== RECORDS PROVIDED ==
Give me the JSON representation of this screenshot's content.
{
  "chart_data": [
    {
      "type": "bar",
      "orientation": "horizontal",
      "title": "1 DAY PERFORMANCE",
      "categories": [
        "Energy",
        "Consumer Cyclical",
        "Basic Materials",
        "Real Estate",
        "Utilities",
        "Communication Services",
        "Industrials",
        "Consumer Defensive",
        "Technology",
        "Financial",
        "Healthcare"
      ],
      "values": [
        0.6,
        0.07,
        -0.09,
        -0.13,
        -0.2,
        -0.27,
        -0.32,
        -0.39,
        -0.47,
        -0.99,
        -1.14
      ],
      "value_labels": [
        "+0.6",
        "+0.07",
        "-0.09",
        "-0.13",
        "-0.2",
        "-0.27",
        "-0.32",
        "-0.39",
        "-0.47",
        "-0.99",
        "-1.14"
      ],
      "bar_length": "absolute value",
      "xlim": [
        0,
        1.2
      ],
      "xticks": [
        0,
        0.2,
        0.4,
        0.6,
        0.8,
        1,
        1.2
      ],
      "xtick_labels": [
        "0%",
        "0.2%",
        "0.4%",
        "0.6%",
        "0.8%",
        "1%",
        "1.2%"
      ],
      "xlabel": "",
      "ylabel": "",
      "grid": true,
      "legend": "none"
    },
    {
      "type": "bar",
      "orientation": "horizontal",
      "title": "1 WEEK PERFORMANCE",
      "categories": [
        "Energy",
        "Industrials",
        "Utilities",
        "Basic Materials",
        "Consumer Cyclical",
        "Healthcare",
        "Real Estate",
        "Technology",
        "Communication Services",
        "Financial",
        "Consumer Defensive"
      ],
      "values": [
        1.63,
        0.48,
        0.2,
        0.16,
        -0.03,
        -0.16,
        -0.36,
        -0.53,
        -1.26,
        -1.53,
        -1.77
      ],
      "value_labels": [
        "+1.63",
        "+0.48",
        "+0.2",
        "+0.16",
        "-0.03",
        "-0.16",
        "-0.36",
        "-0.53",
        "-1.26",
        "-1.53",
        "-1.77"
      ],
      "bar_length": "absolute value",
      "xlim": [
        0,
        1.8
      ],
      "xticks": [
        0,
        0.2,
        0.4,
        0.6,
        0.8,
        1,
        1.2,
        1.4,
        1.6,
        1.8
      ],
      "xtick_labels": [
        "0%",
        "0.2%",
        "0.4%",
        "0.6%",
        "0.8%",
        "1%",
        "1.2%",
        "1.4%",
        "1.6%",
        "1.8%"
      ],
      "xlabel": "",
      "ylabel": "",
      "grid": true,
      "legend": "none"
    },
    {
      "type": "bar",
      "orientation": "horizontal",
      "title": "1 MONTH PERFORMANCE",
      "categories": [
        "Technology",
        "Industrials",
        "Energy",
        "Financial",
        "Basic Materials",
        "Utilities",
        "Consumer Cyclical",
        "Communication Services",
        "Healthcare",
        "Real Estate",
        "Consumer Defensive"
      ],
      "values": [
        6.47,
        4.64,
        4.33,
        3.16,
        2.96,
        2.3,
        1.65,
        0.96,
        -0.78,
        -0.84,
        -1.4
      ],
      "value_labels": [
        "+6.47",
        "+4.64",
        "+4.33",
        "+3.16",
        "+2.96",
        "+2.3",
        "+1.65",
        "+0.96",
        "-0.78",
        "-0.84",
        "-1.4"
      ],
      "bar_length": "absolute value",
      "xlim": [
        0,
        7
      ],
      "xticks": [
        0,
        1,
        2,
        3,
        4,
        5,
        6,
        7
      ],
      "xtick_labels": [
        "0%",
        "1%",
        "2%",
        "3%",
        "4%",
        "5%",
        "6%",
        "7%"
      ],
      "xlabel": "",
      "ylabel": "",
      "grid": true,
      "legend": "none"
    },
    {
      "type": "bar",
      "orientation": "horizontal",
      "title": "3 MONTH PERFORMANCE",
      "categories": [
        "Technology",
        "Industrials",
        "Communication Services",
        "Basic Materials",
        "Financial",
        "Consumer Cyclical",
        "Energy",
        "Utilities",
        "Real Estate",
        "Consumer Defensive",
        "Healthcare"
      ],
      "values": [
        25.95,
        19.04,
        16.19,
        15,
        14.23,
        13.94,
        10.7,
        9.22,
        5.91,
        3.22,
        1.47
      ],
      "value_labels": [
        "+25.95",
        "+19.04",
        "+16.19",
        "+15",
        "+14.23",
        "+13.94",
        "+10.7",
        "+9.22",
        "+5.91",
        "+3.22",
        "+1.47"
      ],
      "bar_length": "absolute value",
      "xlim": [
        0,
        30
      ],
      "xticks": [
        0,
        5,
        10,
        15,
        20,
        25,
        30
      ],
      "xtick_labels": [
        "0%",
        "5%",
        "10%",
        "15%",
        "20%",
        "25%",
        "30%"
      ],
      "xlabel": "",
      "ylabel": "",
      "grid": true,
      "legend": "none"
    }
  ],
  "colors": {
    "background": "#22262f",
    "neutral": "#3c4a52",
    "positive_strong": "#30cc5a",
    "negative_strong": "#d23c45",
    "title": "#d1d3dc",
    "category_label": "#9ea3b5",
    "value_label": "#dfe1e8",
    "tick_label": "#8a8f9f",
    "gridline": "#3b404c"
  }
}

== SET EXERCISE ==
Count how many lines above include the word "title" and answer with that figure only.

== SOLUTION BELOW ==
5